WHAT TO WORK ON
Find the word "tête" in the data. Return every line where it appears.

RECORDS SHOWN
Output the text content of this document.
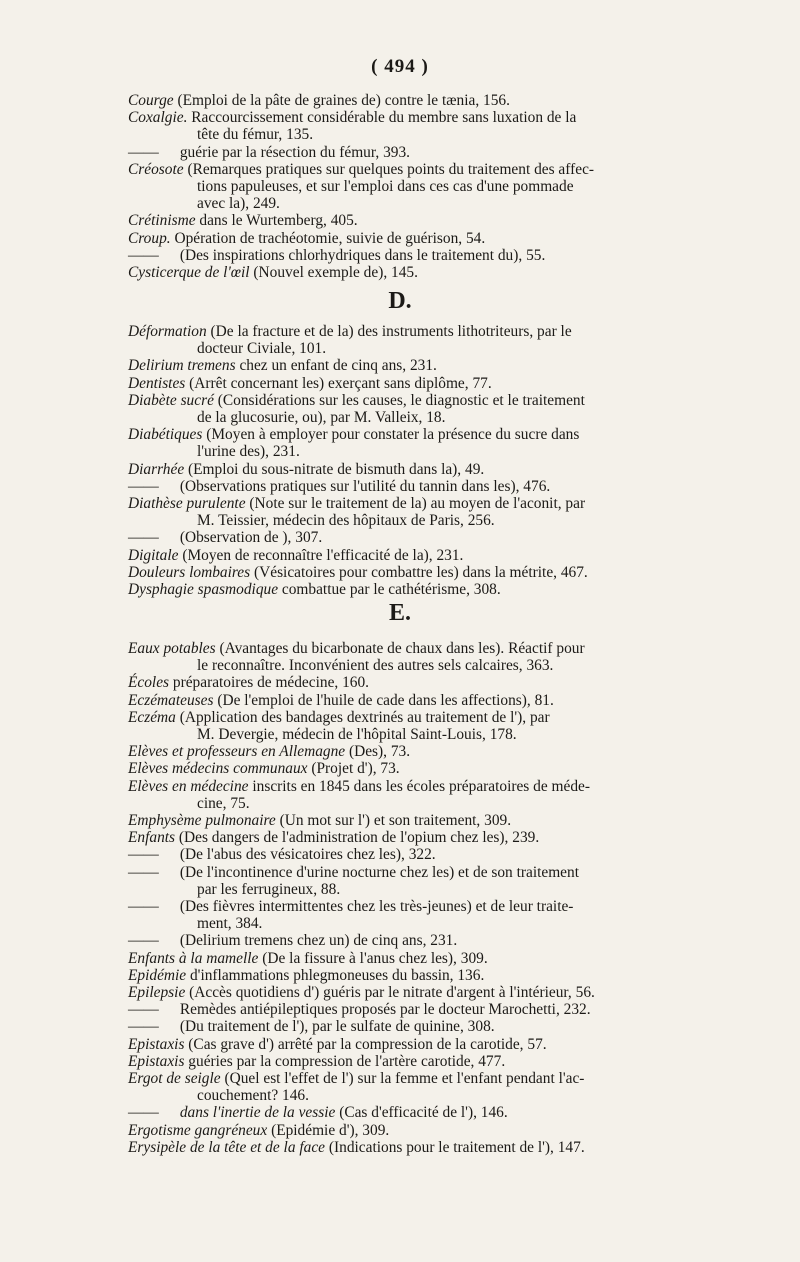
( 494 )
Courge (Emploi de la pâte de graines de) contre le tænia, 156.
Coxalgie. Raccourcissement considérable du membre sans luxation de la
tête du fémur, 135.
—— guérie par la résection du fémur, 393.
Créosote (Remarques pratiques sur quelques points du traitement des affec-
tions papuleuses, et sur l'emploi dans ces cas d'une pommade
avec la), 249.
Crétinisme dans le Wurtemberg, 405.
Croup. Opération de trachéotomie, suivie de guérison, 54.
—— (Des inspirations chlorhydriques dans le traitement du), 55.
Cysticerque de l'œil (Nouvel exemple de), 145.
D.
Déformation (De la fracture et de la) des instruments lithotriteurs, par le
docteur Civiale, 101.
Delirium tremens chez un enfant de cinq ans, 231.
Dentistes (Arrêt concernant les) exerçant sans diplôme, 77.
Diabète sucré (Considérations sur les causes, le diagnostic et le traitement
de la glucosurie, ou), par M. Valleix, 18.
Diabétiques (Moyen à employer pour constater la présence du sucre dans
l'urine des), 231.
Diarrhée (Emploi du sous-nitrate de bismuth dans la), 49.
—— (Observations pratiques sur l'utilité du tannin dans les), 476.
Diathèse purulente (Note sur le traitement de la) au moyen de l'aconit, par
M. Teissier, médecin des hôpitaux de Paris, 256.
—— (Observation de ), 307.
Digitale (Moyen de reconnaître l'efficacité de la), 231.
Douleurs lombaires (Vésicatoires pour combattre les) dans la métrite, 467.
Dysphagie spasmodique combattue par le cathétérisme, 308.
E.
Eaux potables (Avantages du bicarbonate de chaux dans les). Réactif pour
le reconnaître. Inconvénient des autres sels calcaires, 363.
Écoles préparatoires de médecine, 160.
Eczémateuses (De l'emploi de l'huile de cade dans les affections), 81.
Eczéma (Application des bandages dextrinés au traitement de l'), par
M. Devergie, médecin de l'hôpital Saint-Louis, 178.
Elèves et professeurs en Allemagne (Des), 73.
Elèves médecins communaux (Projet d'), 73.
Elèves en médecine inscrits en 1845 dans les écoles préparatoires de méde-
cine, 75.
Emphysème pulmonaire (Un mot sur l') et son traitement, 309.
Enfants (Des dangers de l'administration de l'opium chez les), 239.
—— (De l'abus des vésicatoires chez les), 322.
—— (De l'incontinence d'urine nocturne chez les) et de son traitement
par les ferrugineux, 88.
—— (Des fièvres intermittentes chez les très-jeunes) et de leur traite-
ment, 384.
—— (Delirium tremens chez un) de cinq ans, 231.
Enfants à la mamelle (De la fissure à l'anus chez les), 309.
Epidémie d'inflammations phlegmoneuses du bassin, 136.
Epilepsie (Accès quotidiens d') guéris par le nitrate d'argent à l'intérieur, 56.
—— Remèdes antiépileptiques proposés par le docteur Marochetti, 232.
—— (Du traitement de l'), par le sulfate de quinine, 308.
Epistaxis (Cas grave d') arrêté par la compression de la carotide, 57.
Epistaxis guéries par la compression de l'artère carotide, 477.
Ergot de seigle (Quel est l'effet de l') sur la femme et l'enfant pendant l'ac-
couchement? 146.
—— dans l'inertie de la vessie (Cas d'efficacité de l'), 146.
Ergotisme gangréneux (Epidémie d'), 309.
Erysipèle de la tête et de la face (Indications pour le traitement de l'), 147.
---
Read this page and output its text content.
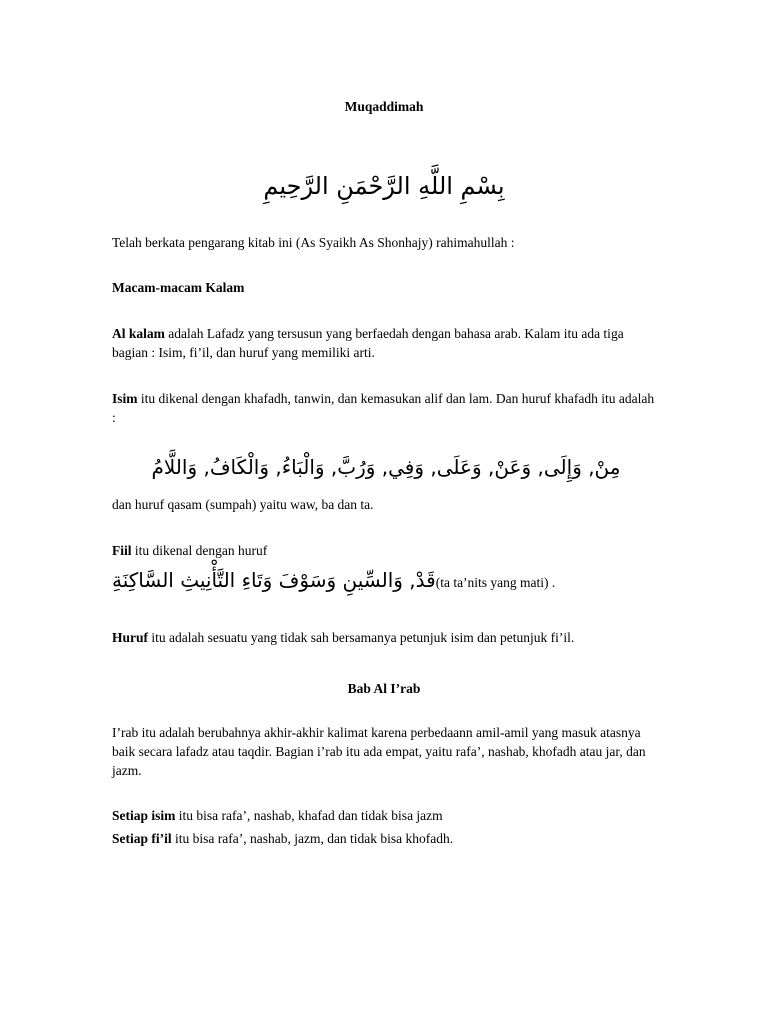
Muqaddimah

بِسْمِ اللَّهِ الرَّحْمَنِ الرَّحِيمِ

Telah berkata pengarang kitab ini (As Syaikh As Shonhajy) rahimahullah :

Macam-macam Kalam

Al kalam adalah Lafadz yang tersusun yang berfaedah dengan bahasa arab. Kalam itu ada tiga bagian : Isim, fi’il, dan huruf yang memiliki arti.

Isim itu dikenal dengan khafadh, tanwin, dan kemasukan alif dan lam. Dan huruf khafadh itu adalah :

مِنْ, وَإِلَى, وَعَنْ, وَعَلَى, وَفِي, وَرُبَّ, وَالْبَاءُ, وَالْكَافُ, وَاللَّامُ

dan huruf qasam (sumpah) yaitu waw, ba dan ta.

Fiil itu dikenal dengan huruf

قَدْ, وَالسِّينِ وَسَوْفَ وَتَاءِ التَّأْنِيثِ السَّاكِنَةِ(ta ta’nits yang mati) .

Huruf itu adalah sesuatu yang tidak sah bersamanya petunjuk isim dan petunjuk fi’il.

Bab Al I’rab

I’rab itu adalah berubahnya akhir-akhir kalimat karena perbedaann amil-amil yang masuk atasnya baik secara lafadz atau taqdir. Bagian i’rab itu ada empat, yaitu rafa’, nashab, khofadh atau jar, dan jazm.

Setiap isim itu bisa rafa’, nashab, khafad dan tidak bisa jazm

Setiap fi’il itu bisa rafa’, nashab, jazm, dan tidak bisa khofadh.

CORRECT RESULT
tête du fémur, 135.
Erysipèle de la tête et de la face (Indications pour le traitement de l'), 147.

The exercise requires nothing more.